▸ GIVEN DATA:
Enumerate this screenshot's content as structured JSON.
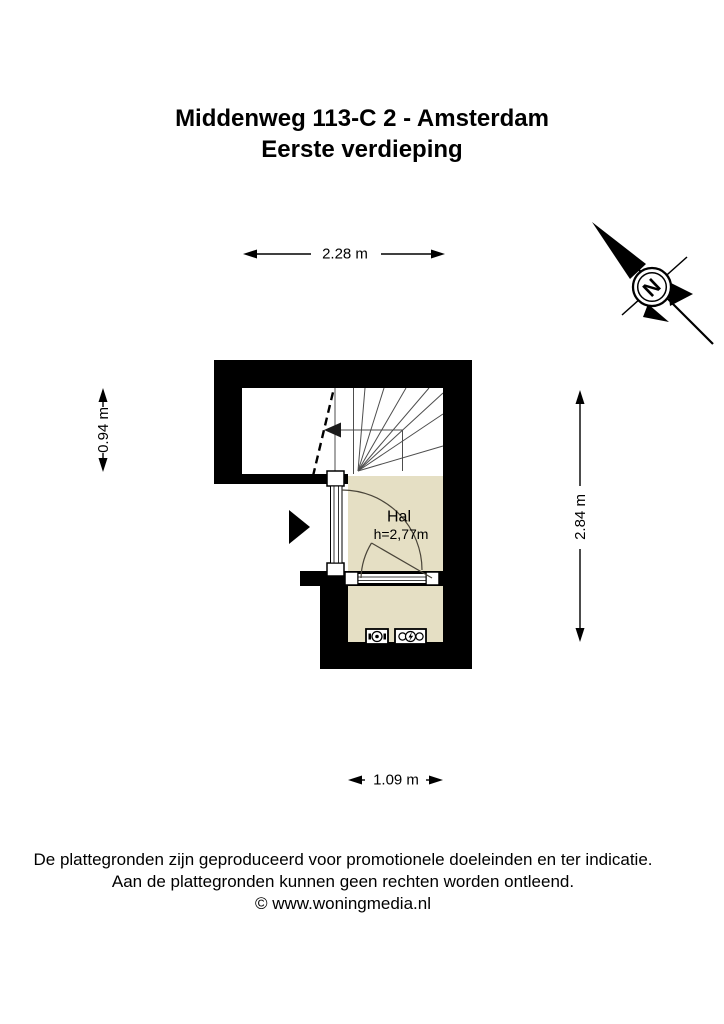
{
  "title": {
    "line1": "Middenweg 113-C 2 - Amsterdam",
    "line2": "Eerste verdieping"
  },
  "floorplan": {
    "room": {
      "name": "Hal",
      "ceiling_height": "h=2,77m"
    },
    "dimensions": {
      "top": "2.28 m",
      "left": "0.94 m",
      "right": "2.84 m",
      "bottom": "1.09 m"
    },
    "compass": {
      "north_letter": "N"
    },
    "colors": {
      "wall": "#000000",
      "floor": "#e5dfc4",
      "swing_line": "#4a453a"
    }
  },
  "footer": {
    "line1": "De plattegronden zijn geproduceerd voor promotionele doeleinden en ter indicatie.",
    "line2": "Aan de plattegronden kunnen geen rechten worden ontleend.",
    "line3": "© www.woningmedia.nl"
  }
}
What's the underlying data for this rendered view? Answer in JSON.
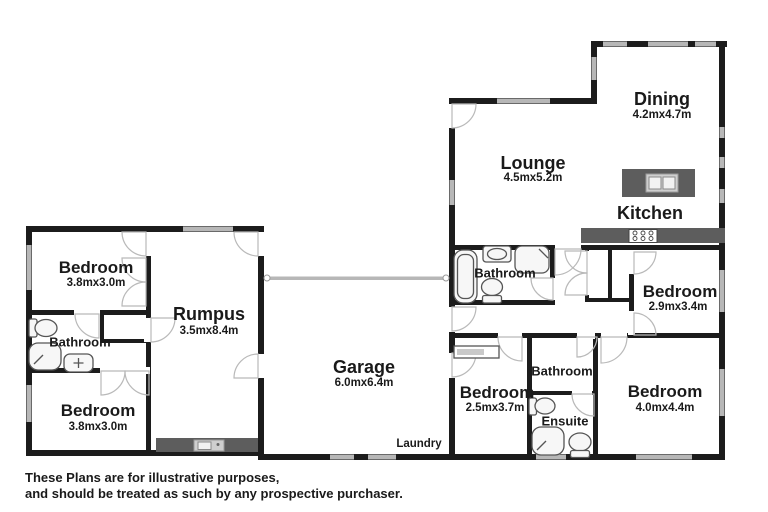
{
  "plan": {
    "title": "Residential floor plan",
    "disclaimer_line1": "These Plans are for illustrative purposes,",
    "disclaimer_line2": "and should be treated as such by any prospective purchaser.",
    "rooms": {
      "dining": {
        "label": "Dining",
        "dims": "4.2mx4.7m"
      },
      "lounge": {
        "label": "Lounge",
        "dims": "4.5mx5.2m"
      },
      "kitchen": {
        "label": "Kitchen"
      },
      "bedroom_top_left": {
        "label": "Bedroom",
        "dims": "3.8mx3.0m"
      },
      "bathroom_left": {
        "label": "Bathroom"
      },
      "bedroom_bottom_left": {
        "label": "Bedroom",
        "dims": "3.8mx3.0m"
      },
      "rumpus": {
        "label": "Rumpus",
        "dims": "3.5mx8.4m"
      },
      "garage": {
        "label": "Garage",
        "dims": "6.0mx6.4m"
      },
      "bathroom_main": {
        "label": "Bathroom"
      },
      "bedroom_right": {
        "label": "Bedroom",
        "dims": "2.9mx3.4m"
      },
      "bedroom_mid": {
        "label": "Bedroom",
        "dims": "2.5mx3.7m"
      },
      "bathroom_bottom": {
        "label": "Bathroom"
      },
      "ensuite": {
        "label": "Ensuite"
      },
      "bedroom_bottom_right": {
        "label": "Bedroom",
        "dims": "4.0mx4.4m"
      },
      "laundry": {
        "label": "Laundry"
      }
    },
    "colors": {
      "wall": "#1c1c1c",
      "counter": "#5d5d5d",
      "window": "#b7b7b7",
      "door_arc": "#b9b9b9",
      "fixture_stroke": "#555555",
      "fixture_fill": "#f7f7f7",
      "text": "#1a1a1a",
      "background": "#ffffff"
    }
  }
}
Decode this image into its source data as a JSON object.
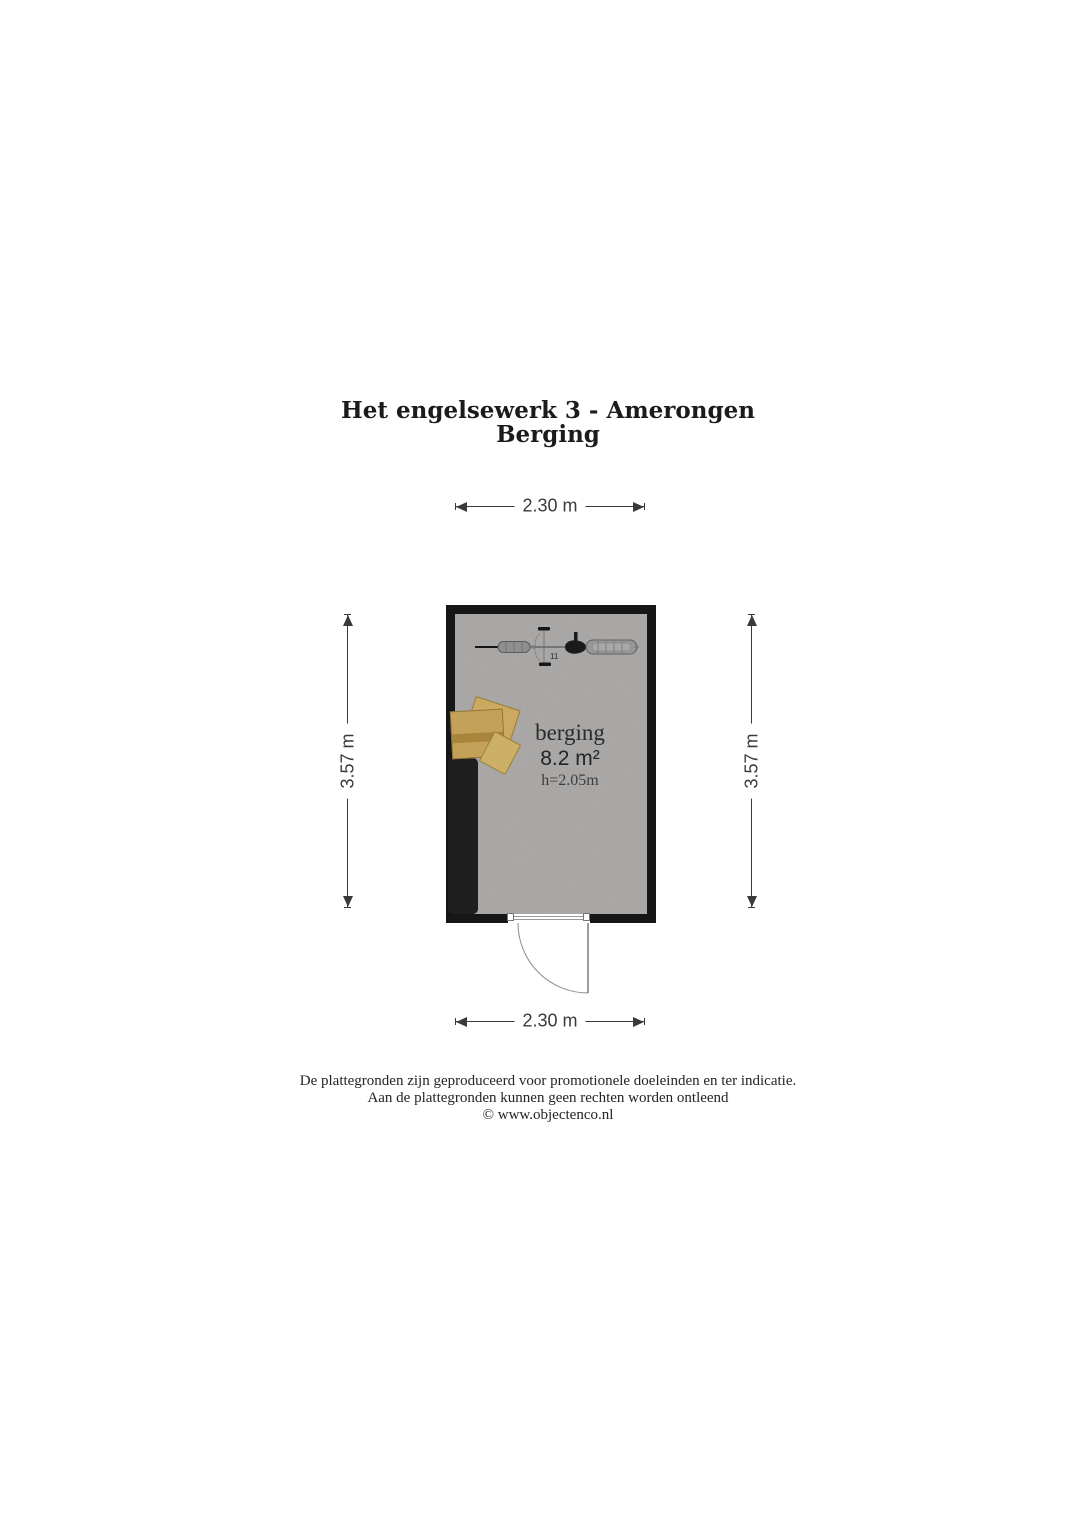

▸ TASK GOAL:
Copy each line of the data that contains the word "title".

▸ TASK SOLUTION:
  "title": {
    "title": "Residential floor plan",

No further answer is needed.